Figure data in JSON
---
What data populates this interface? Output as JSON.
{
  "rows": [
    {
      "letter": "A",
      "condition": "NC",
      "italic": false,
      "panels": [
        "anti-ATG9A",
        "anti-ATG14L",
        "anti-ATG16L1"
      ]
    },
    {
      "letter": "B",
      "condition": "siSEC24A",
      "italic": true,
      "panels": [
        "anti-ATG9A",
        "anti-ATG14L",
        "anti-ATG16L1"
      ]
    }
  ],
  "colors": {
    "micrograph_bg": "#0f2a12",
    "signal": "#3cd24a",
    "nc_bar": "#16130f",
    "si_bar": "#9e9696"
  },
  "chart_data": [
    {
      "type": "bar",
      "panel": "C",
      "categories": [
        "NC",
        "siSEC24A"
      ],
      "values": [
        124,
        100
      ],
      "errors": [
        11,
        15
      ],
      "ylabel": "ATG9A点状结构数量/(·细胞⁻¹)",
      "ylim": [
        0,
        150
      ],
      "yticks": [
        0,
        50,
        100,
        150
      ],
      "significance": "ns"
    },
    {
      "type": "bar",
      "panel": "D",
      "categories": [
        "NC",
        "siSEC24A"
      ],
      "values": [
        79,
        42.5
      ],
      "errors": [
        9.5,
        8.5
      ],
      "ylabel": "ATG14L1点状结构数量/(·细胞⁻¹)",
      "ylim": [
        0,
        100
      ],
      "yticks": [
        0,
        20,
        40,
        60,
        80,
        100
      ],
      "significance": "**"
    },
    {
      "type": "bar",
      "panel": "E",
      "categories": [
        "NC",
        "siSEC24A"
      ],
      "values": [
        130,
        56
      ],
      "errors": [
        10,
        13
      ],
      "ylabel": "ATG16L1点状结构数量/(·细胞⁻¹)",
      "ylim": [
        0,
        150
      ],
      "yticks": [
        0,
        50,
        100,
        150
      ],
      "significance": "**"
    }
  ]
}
---
**Problem description:**
Reproduce every entry shown above, precisely as it stands.

**Response to this exercise:**
What data populates this interface? Output as JSON.
{
  "rows": [
    {
      "letter": "A",
      "condition": "NC",
      "italic": false,
      "panels": [
        "anti-ATG9A",
        "anti-ATG14L",
        "anti-ATG16L1"
      ]
    },
    {
      "letter": "B",
      "condition": "siSEC24A",
      "italic": true,
      "panels": [
        "anti-ATG9A",
        "anti-ATG14L",
        "anti-ATG16L1"
      ]
    }
  ],
  "colors": {
    "micrograph_bg": "#0f2a12",
    "signal": "#3cd24a",
    "nc_bar": "#16130f",
    "si_bar": "#9e9696"
  },
  "chart_data": [
    {
      "type": "bar",
      "panel": "C",
      "categories": [
        "NC",
        "siSEC24A"
      ],
      "values": [
        124,
        100
      ],
      "errors": [
        11,
        15
      ],
      "ylabel": "ATG9A点状结构数量/(·细胞⁻¹)",
      "ylim": [
        0,
        150
      ],
      "yticks": [
        0,
        50,
        100,
        150
      ],
      "significance": "ns"
    },
    {
      "type": "bar",
      "panel": "D",
      "categories": [
        "NC",
        "siSEC24A"
      ],
      "values": [
        79,
        42.5
      ],
      "errors": [
        9.5,
        8.5
      ],
      "ylabel": "ATG14L1点状结构数量/(·细胞⁻¹)",
      "ylim": [
        0,
        100
      ],
      "yticks": [
        0,
        20,
        40,
        60,
        80,
        100
      ],
      "significance": "**"
    },
    {
      "type": "bar",
      "panel": "E",
      "categories": [
        "NC",
        "siSEC24A"
      ],
      "values": [
        130,
        56
      ],
      "errors": [
        10,
        13
      ],
      "ylabel": "ATG16L1点状结构数量/(·细胞⁻¹)",
      "ylim": [
        0,
        150
      ],
      "yticks": [
        0,
        50,
        100,
        150
      ],
      "significance": "**"
    }
  ]
}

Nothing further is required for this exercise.